Dataset items:
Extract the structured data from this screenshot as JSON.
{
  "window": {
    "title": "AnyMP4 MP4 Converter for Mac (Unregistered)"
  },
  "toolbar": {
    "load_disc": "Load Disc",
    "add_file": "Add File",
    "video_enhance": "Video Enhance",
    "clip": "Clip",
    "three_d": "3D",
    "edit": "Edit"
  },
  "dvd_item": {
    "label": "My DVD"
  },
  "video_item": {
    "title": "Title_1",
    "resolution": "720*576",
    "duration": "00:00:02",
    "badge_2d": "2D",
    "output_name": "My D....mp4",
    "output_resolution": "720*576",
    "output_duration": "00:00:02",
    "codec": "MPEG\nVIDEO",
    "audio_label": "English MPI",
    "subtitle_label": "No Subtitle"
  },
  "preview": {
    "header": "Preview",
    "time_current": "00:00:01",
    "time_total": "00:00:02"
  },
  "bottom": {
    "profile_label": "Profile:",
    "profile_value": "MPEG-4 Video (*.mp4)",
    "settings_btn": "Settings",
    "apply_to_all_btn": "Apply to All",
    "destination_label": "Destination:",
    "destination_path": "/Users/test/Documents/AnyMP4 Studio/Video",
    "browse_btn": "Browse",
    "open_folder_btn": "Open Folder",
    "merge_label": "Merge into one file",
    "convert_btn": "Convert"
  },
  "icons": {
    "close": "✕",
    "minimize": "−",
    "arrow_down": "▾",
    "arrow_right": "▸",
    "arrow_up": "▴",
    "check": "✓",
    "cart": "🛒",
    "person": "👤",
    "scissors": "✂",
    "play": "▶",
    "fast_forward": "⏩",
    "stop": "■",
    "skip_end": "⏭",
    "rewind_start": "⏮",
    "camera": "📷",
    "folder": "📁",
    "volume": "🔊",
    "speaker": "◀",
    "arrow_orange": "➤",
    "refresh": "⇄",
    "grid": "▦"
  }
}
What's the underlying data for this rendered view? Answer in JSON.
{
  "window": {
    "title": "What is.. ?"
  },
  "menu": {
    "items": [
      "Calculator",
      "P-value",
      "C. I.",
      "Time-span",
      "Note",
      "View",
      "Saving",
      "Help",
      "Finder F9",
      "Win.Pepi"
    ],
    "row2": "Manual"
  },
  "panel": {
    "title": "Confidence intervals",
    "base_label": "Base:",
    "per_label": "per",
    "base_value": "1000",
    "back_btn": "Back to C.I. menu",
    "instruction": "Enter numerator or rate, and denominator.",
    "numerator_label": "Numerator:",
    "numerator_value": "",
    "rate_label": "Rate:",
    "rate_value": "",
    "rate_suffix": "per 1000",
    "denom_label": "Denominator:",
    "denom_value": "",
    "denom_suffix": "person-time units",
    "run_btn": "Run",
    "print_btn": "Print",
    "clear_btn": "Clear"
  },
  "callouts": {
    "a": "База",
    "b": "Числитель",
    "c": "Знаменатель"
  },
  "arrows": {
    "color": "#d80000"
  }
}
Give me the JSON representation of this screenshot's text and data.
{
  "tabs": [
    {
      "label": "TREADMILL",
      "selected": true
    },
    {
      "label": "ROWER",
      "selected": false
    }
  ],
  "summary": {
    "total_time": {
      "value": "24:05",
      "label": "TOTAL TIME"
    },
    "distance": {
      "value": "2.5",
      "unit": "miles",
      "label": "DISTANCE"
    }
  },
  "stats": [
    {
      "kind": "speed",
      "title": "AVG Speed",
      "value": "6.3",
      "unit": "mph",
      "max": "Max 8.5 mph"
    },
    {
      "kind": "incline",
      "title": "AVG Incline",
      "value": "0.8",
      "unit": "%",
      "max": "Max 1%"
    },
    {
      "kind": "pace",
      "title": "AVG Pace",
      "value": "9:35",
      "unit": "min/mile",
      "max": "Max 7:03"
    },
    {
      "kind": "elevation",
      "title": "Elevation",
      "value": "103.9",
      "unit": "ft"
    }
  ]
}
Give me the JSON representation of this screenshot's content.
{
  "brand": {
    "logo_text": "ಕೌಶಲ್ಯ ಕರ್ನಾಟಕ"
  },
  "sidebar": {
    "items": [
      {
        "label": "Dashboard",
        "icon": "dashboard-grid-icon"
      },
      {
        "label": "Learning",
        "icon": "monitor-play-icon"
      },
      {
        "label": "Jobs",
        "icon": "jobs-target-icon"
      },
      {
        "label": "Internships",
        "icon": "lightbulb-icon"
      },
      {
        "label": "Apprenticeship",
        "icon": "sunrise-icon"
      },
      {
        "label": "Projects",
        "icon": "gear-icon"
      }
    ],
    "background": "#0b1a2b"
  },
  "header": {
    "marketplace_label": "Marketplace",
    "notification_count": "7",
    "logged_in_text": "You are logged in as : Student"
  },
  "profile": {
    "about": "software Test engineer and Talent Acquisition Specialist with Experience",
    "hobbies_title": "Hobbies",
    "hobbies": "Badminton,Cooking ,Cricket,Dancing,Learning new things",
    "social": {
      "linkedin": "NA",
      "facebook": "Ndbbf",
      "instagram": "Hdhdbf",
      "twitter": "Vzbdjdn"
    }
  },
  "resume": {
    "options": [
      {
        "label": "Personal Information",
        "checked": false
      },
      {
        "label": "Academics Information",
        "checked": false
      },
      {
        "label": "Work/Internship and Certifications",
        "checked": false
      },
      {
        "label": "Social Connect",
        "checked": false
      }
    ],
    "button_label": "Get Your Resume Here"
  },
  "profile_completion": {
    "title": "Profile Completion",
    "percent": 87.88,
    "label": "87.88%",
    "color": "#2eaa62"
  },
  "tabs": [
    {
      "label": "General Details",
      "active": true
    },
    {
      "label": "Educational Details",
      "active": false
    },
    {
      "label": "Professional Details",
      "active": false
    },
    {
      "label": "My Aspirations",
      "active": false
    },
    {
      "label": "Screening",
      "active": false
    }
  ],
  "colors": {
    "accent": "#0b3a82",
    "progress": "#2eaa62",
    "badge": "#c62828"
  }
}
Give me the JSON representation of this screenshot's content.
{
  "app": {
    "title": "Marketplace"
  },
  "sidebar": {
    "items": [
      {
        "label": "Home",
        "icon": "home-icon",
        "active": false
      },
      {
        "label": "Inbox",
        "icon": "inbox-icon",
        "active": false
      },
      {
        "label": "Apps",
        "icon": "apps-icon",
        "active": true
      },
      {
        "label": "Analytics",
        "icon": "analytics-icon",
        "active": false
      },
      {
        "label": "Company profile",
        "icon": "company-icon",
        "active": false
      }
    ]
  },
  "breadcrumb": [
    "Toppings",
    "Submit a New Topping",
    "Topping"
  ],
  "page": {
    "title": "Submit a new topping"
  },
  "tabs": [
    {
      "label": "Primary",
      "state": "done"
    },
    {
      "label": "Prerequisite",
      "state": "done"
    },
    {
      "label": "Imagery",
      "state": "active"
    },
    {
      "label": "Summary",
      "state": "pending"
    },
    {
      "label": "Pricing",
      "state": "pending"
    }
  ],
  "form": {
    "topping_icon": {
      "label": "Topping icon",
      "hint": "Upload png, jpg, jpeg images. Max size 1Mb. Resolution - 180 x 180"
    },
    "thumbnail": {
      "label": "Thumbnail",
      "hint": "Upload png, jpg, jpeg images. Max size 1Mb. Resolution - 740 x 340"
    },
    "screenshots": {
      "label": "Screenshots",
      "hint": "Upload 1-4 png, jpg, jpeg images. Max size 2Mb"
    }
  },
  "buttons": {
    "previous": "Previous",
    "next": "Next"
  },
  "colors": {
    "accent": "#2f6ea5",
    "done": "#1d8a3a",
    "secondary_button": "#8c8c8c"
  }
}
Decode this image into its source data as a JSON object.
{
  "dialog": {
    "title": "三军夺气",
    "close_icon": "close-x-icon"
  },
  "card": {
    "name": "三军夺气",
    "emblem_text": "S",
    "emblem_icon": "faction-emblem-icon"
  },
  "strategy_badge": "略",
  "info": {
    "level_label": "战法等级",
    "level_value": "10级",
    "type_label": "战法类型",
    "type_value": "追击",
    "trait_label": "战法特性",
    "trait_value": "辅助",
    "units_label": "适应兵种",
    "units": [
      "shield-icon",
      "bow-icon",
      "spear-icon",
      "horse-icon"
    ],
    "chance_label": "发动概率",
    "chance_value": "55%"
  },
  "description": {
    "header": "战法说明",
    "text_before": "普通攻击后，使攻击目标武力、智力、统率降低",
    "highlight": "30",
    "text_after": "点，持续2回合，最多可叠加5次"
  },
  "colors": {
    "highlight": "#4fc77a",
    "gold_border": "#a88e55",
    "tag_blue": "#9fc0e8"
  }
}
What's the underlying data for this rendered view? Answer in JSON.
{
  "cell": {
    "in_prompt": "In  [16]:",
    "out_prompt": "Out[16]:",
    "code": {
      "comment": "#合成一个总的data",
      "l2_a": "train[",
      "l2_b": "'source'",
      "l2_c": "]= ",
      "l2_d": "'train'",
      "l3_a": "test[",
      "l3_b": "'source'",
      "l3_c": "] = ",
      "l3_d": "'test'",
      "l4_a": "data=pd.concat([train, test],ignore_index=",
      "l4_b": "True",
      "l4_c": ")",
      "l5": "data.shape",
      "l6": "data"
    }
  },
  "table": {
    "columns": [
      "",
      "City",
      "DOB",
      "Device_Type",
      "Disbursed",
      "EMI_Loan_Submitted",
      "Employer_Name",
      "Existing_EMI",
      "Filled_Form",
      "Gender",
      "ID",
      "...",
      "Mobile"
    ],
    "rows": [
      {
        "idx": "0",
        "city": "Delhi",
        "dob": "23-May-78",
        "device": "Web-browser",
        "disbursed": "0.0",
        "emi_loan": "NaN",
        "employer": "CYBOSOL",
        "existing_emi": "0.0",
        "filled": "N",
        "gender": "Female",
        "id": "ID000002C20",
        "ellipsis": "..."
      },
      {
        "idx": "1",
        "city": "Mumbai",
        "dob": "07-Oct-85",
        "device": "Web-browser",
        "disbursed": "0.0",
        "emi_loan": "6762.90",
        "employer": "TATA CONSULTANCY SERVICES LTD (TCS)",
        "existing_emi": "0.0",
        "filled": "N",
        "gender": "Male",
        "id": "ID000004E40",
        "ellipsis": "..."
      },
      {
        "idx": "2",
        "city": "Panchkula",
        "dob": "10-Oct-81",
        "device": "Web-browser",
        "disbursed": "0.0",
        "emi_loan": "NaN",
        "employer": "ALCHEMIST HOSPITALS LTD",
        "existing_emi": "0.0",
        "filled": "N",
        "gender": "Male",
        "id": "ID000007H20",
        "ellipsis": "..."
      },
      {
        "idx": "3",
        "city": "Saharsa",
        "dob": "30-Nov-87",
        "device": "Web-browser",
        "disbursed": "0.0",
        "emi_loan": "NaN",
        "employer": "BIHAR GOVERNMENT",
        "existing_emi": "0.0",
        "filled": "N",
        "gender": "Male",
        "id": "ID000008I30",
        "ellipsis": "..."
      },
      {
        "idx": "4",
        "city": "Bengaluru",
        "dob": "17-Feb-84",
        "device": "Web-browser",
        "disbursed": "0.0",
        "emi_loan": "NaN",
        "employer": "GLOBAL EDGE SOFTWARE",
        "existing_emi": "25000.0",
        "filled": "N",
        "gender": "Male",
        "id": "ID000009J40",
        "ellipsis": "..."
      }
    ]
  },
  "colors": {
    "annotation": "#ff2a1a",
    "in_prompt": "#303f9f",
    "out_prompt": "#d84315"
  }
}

■ Task instructions
Note every line above where the string "this" shows up, and copy those lines.

■ Full response
Extract the structured data from this screenshot as JSON.
What's the underlying data for this rendered view? Answer in JSON.
Give me the JSON representation of this screenshot's text and data.
Give me the JSON representation of this screenshot's content.
Give me the JSON representation of this screenshot's content.
Decode this image into its source data as a JSON object.
What's the underlying data for this rendered view? Answer in JSON.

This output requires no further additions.